■ **Objective**: Where a line contains the string "every", copy that line.

--- BEGIN The data ---

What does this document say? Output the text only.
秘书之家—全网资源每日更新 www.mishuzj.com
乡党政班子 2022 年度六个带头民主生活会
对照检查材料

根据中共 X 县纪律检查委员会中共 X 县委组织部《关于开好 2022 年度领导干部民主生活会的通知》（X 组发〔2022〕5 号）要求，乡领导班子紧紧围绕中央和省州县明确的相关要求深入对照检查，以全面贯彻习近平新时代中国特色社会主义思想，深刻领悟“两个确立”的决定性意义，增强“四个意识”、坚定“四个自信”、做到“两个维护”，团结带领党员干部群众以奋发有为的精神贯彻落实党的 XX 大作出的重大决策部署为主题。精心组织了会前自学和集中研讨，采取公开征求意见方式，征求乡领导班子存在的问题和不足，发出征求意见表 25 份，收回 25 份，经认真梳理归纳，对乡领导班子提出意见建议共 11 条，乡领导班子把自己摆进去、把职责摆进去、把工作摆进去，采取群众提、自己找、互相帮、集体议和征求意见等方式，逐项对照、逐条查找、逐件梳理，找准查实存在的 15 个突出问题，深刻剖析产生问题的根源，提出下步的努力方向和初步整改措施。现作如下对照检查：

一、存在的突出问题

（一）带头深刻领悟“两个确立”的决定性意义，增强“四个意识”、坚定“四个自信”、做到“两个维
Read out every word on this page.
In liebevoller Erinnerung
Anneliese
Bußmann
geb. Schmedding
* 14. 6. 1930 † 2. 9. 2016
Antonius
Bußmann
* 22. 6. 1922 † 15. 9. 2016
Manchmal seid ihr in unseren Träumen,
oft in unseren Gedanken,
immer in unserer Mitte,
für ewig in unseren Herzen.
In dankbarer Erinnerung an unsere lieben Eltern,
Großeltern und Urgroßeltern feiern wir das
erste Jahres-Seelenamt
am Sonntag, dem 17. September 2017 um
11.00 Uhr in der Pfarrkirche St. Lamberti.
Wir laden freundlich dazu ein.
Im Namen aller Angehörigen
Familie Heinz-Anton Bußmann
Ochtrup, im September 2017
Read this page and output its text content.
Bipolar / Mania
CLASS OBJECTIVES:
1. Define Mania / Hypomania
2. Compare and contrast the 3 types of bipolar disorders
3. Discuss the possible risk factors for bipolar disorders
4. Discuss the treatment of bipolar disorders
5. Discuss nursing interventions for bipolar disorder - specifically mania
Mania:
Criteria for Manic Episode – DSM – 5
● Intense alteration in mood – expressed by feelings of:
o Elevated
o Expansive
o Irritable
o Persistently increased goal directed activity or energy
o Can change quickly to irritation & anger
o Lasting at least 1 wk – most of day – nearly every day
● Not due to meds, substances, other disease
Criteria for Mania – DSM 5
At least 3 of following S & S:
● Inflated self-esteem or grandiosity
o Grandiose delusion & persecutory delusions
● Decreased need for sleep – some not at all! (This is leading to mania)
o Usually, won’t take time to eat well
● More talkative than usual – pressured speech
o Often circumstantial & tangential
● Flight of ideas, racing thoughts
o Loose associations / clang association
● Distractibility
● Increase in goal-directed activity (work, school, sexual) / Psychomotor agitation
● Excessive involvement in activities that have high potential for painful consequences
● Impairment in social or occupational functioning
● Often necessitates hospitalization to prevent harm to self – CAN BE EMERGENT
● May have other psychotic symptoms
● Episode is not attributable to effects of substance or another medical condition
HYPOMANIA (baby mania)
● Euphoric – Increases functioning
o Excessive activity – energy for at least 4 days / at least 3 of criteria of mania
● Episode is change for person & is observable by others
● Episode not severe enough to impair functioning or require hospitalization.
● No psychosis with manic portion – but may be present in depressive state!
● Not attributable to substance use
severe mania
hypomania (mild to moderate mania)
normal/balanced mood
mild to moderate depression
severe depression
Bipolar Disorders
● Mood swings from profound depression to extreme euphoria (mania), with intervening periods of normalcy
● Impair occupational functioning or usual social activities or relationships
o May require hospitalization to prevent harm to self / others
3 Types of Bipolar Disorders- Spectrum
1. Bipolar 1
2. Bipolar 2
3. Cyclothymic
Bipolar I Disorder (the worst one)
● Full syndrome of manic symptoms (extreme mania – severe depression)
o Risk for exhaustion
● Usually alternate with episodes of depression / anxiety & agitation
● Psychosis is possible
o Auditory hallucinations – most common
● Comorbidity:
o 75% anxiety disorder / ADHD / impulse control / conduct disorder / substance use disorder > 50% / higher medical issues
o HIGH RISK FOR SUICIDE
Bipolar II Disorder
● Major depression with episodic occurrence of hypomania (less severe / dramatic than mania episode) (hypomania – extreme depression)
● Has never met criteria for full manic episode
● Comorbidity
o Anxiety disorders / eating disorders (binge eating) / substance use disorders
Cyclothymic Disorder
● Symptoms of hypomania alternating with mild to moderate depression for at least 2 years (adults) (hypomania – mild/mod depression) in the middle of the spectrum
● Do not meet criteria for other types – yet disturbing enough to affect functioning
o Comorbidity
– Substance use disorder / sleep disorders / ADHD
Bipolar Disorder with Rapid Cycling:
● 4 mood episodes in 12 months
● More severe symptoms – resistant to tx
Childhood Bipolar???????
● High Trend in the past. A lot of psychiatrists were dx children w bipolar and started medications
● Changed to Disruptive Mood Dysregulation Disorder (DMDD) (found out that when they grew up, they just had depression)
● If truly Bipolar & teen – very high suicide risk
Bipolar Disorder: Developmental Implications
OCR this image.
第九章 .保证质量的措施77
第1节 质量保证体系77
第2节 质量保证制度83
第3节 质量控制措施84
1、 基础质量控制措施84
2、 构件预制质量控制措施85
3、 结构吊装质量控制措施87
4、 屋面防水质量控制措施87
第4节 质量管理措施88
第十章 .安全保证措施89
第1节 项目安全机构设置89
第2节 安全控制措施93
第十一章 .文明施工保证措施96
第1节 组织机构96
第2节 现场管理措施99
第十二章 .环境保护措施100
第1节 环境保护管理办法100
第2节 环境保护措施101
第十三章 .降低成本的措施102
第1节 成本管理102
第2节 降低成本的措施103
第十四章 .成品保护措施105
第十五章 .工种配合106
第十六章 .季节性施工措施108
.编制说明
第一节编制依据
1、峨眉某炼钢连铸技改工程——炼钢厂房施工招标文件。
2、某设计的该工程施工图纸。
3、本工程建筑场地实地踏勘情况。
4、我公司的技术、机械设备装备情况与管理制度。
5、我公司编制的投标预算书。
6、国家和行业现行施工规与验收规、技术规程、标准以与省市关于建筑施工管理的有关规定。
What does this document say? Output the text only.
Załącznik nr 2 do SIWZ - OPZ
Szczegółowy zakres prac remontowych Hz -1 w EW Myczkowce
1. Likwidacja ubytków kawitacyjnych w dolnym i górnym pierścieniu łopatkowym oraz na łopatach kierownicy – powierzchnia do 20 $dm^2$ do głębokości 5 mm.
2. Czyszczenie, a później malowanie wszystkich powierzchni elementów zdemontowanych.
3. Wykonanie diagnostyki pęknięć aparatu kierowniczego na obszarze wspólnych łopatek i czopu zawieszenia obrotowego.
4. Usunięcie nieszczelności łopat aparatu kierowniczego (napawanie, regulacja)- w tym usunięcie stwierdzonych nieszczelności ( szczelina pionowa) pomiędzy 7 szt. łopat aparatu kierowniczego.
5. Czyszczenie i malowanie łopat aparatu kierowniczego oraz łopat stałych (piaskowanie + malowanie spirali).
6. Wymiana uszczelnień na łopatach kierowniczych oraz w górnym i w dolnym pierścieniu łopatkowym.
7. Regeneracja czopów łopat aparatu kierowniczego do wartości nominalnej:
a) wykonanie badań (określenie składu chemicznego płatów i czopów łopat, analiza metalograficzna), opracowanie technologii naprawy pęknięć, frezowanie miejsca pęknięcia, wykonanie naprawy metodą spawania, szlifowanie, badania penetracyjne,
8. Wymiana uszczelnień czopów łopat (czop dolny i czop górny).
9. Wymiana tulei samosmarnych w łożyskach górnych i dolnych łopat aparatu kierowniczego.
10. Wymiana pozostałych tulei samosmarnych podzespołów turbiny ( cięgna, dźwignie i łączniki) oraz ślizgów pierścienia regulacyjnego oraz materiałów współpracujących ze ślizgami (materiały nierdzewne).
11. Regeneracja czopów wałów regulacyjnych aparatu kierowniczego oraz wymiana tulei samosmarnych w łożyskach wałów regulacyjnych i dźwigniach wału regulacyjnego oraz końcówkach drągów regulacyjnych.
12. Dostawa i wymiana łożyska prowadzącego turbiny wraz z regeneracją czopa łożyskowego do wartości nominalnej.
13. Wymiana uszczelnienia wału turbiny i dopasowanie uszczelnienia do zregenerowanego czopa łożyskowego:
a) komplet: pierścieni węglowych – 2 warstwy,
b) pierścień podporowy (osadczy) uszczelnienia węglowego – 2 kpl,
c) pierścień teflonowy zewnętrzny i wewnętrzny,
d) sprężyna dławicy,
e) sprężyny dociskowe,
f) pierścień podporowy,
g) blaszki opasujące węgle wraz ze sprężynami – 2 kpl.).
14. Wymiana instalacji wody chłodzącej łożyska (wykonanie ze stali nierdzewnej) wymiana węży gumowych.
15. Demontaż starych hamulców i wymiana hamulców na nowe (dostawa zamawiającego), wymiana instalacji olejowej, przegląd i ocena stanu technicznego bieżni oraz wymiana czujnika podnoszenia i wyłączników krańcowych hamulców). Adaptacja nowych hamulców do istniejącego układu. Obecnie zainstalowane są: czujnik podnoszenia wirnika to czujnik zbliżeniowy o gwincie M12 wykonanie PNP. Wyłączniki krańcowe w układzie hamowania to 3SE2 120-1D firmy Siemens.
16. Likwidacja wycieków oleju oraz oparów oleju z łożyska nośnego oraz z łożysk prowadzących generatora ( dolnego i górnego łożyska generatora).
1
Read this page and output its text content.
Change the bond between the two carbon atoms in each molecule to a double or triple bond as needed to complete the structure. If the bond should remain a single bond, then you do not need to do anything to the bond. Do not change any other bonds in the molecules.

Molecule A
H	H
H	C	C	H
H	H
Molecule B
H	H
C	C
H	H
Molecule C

--- END The data ---

■ **Right answer**:
Read out every word on this page.
o Lasting at least 1 wk – most of day – nearly every day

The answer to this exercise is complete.